◆ Instruction
Copy out the listing below with every "tool changer" changed to "coupler" and the rest left unchanged. Leave the pictures out.

◆ Records for the task
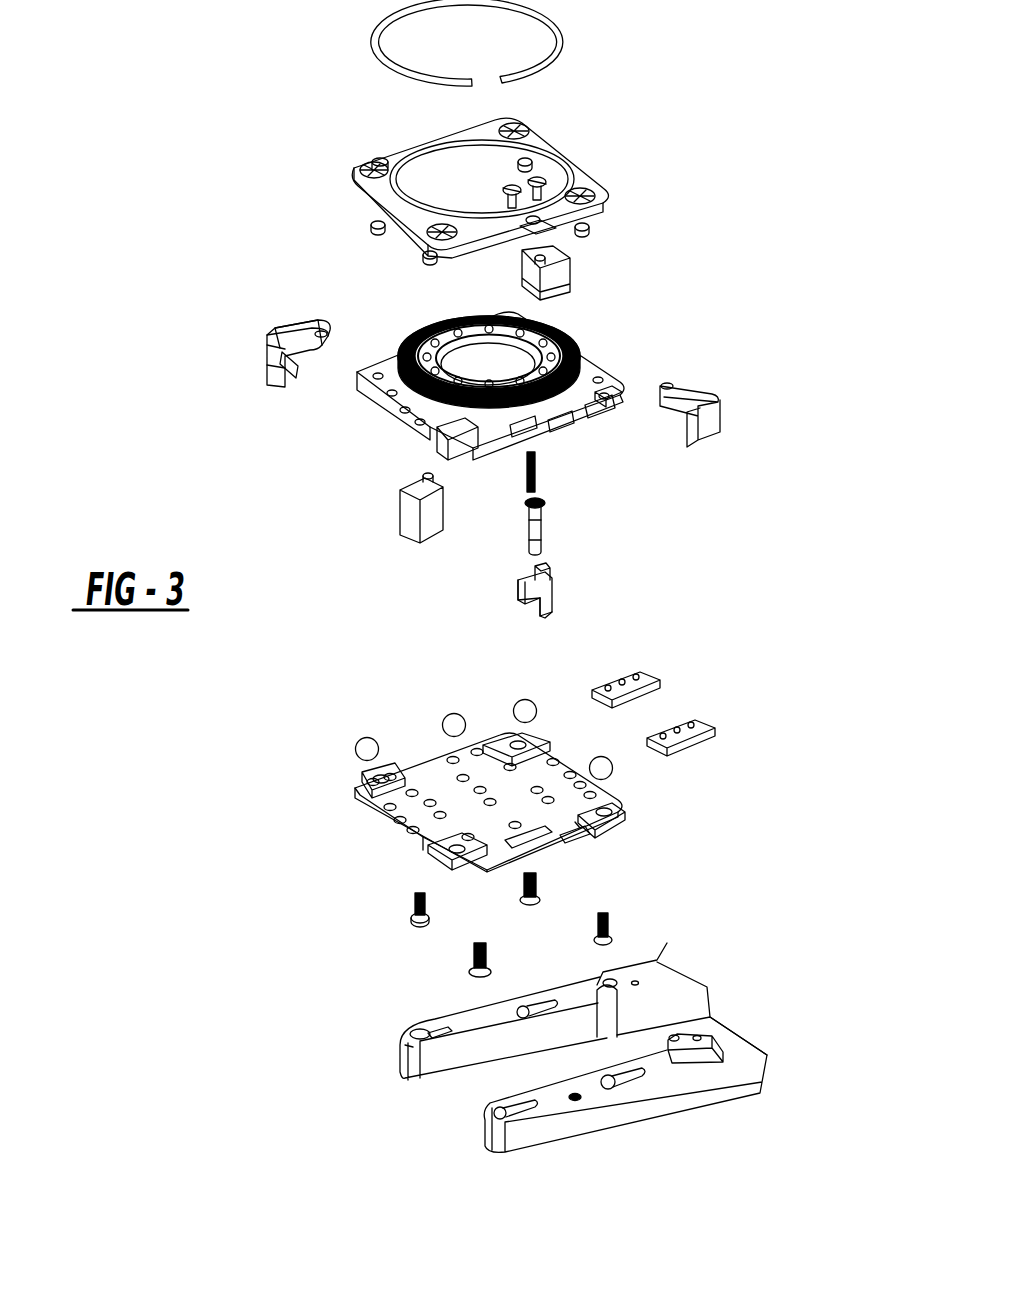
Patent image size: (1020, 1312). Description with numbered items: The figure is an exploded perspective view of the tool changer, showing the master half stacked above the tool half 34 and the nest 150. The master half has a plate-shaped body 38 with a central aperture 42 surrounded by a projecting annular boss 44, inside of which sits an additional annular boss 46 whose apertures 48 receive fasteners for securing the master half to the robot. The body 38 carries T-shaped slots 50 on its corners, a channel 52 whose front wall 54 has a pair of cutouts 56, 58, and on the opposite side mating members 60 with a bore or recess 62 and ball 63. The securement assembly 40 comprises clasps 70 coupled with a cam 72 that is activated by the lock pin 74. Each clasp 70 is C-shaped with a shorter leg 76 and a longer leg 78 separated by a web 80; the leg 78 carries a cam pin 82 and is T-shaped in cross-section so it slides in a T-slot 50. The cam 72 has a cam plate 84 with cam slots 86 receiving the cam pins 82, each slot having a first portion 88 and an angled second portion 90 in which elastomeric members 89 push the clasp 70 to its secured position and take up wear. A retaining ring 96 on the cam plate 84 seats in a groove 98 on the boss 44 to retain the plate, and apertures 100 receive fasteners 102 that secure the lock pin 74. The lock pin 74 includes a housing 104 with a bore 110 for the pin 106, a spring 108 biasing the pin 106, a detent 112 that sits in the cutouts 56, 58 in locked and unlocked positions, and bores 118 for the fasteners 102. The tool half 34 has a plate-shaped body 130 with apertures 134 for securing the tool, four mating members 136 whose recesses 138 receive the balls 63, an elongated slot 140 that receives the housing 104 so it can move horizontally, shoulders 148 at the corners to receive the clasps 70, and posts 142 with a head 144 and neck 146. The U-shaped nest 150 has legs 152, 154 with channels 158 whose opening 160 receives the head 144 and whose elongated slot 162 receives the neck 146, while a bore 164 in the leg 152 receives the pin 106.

The tool half 34 is at (350, 830).
The body 38 is at (467, 508).
The securement assembly 40 is at (290, 300).
The central aperture 42 is at (575, 348).
The projecting annular boss 44 is at (590, 365).
The additional annular boss 46 is at (553, 327).
The apertures 48 is at (560, 335).
The T-shaped slots 50 is at (460, 440).
The channel 52 is at (572, 412).
The front wall 54 is at (540, 425).
The cutout 56 is at (522, 425).
The cutout 58 is at (570, 418).
The mating member 60 is at (627, 423).
The bore or recess 62 is at (418, 462).
The ball 63 is at (368, 737).
The clasp 70 is at (262, 387).
The cam 72 is at (345, 172).
The lock pin 74 is at (557, 592).
The leg 76 is at (288, 388).
The leg 78 is at (288, 325).
The web 80 is at (272, 358).
The cam pin 82 is at (316, 330).
The cam plate 84 is at (580, 175).
The cam slots 86 is at (545, 128).
The first portion 88 is at (365, 178).
The elastomeric members 89 is at (430, 262).
The second portion 90 is at (388, 140).
The retaining ring 96 is at (553, 28).
The groove 98 is at (612, 362).
The apertures 100 is at (560, 228).
The fasteners 102 is at (540, 178).
The housing 104 is at (527, 605).
The pin 106 is at (540, 547).
The spring 108 is at (537, 480).
The bore 110 is at (540, 602).
The detent 112 is at (543, 515).
The bores 118 is at (513, 575).
The body 130 is at (600, 787).
The apertures 134 is at (565, 832).
The mating member 136 is at (352, 782).
The recess 138 is at (362, 778).
The elongated slot 140 is at (540, 842).
The posts 142 is at (415, 908).
The head 144 is at (418, 926).
The neck 146 is at (413, 897).
The shoulders 148 is at (632, 822).
The nest 150 is at (445, 1128).
The leg 152 is at (683, 1097).
The leg 154 is at (573, 995).
The channels 158 is at (418, 1028).
The opening 160 is at (402, 1042).
The elongated slot 162 is at (440, 1030).
The bore 164 is at (578, 1100).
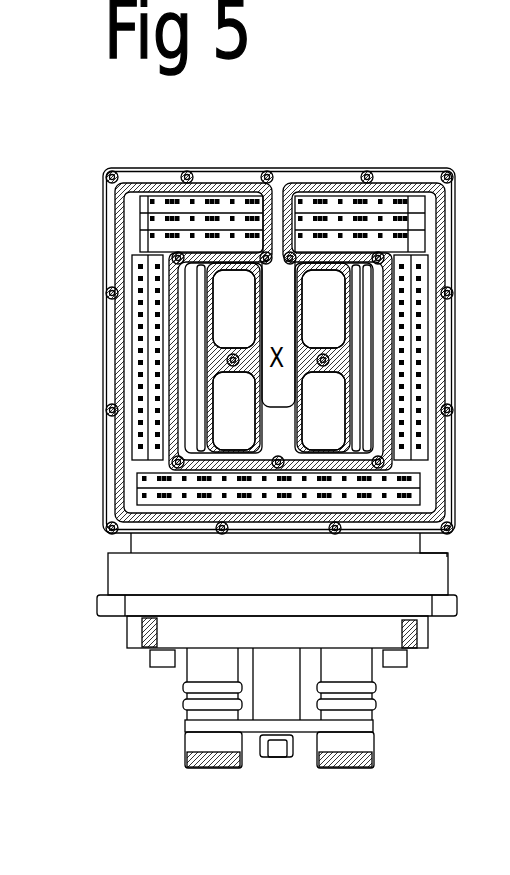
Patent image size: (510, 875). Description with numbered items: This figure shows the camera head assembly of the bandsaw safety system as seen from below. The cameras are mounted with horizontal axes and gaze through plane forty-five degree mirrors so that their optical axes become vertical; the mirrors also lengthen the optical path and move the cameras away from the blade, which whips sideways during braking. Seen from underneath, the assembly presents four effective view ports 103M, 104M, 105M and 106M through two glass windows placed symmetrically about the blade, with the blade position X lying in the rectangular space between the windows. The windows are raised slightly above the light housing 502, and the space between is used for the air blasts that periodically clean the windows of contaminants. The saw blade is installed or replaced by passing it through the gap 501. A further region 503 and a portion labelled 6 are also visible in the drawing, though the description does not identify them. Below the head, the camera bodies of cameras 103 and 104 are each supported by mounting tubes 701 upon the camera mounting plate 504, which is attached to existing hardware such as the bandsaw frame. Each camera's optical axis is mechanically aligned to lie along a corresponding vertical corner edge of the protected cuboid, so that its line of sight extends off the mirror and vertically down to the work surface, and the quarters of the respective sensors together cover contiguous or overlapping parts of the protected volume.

The gap 501 is at (277, 183).
The light housing 502 is at (205, 170).
The second module compartment 503 is at (334, 192).
The camera mounting plate 504 is at (100, 607).
The mounting tube 701 is at (355, 702).
The camera 103 is at (215, 770).
The camera 104 is at (370, 770).
The effective view port 103M is at (253, 416).
The effective view port 104M is at (342, 416).
The effective view port 105M is at (342, 310).
The effective view port 106M is at (253, 310).
The partially visible reference 6 is at (505, 499).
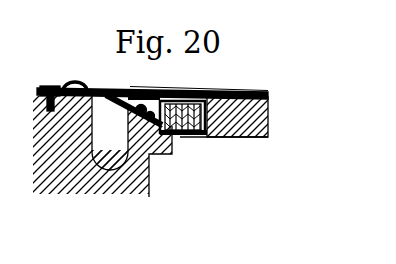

◆ Expected answer
Patent image size: (1020, 1312). Description with numbered items: The figure is an exploded perspective view of the coupler, showing the master half stacked above the tool half 34 and the nest 150. The master half has a plate-shaped body 38 with a central aperture 42 surrounded by a projecting annular boss 44, inside of which sits an additional annular boss 46 whose apertures 48 receive fasteners for securing the master half to the robot. The body 38 carries T-shaped slots 50 on its corners, a channel 52 whose front wall 54 has a pair of cutouts 56, 58, and on the opposite side mating members 60 with a bore or recess 62 and ball 63. The securement assembly 40 comprises clasps 70 coupled with a cam 72 that is activated by the lock pin 74. Each clasp 70 is C-shaped with a shorter leg 76 and a longer leg 78 separated by a web 80; the leg 78 carries a cam pin 82 and is T-shaped in cross-section so it slides in a T-slot 50. The cam 72 has a cam plate 84 with cam slots 86 receiving the cam pins 82, each slot having a first portion 88 and an angled second portion 90 in which elastomeric members 89 push the clasp 70 to its secured position and take up wear. A retaining ring 96 on the cam plate 84 seats in a groove 98 on the boss 44 to retain the plate, and apertures 100 receive fasteners 102 that secure the lock pin 74. The lock pin 74 includes a housing 104 with a bore 110 for the pin 106, a spring 108 biasing the pin 106, a detent 112 that sits in the cutouts 56, 58 in locked and unlocked positions, and bores 118 for the fasteners 102. The tool half 34 has a plate-shaped body 130 with apertures 134 for securing the tool, four mating members 136 whose recesses 138 receive the balls 63, an elongated slot 140 that receives the housing 104 so it can move horizontally, shoulders 148 at the corners to receive the clasps 70, and posts 142 with a head 144 and neck 146. The U-shaped nest 150 has legs 152, 154 with channels 158 whose opening 160 receives the head 144 and whose elongated slot 162 receives the neck 146, while a bore 164 in the leg 152 receives the pin 106.

The tool half 34 is at (350, 830).
The body 38 is at (467, 508).
The securement assembly 40 is at (290, 300).
The central aperture 42 is at (575, 348).
The projecting annular boss 44 is at (590, 365).
The additional annular boss 46 is at (553, 327).
The apertures 48 is at (560, 335).
The T-shaped slots 50 is at (460, 440).
The channel 52 is at (572, 412).
The front wall 54 is at (540, 425).
The cutout 56 is at (522, 425).
The cutout 58 is at (570, 418).
The mating member 60 is at (627, 423).
The bore or recess 62 is at (418, 462).
The ball 63 is at (368, 737).
The clasp 70 is at (262, 387).
The cam 72 is at (345, 172).
The lock pin 74 is at (557, 592).
The leg 76 is at (288, 388).
The leg 78 is at (288, 325).
The web 80 is at (272, 358).
The cam pin 82 is at (316, 330).
The cam plate 84 is at (580, 175).
The cam slots 86 is at (545, 128).
The first portion 88 is at (365, 178).
The elastomeric members 89 is at (430, 262).
The second portion 90 is at (388, 140).
The retaining ring 96 is at (553, 28).
The groove 98 is at (612, 362).
The apertures 100 is at (560, 228).
The fasteners 102 is at (540, 178).
The housing 104 is at (527, 605).
The pin 106 is at (540, 547).
The spring 108 is at (537, 480).
The bore 110 is at (540, 602).
The detent 112 is at (543, 515).
The bores 118 is at (513, 575).
The body 130 is at (600, 787).
The apertures 134 is at (565, 832).
The mating member 136 is at (352, 782).
The recess 138 is at (362, 778).
The elongated slot 140 is at (540, 842).
The posts 142 is at (415, 908).
The head 144 is at (418, 926).
The neck 146 is at (413, 897).
The shoulders 148 is at (632, 822).
The nest 150 is at (445, 1128).
The leg 152 is at (683, 1097).
The leg 154 is at (573, 995).
The channels 158 is at (418, 1028).
The opening 160 is at (402, 1042).
The elongated slot 162 is at (440, 1030).
The bore 164 is at (578, 1100).
Patent image size: (510, 875). Description with numbered items: This figure shows the camera head assembly of the bandsaw safety system as seen from below. The cameras are mounted with horizontal axes and gaze through plane forty-five degree mirrors so that their optical axes become vertical; the mirrors also lengthen the optical path and move the cameras away from the blade, which whips sideways during braking. Seen from underneath, the assembly presents four effective view ports 103M, 104M, 105M and 106M through two glass windows placed symmetrically about the blade, with the blade position X lying in the rectangular space between the windows. The windows are raised slightly above the light housing 502, and the space between is used for the air blasts that periodically clean the windows of contaminants. The saw blade is installed or replaced by passing it through the gap 501. A further region 503 and a portion labelled 6 are also visible in the drawing, though the description does not identify them. Below the head, the camera bodies of cameras 103 and 104 are each supported by mounting tubes 701 upon the camera mounting plate 504, which is attached to existing hardware such as the bandsaw frame. Each camera's optical axis is mechanically aligned to lie along a corresponding vertical corner edge of the protected cuboid, so that its line of sight extends off the mirror and vertically down to the work surface, and the quarters of the respective sensors together cover contiguous or overlapping parts of the protected volume.

The gap 501 is at (277, 183).
The light housing 502 is at (205, 170).
The second module compartment 503 is at (334, 192).
The camera mounting plate 504 is at (100, 607).
The mounting tube 701 is at (355, 702).
The camera 103 is at (215, 770).
The camera 104 is at (370, 770).
The effective view port 103M is at (253, 416).
The effective view port 104M is at (342, 416).
The effective view port 105M is at (342, 310).
The effective view port 106M is at (253, 310).
The partially visible reference 6 is at (505, 499).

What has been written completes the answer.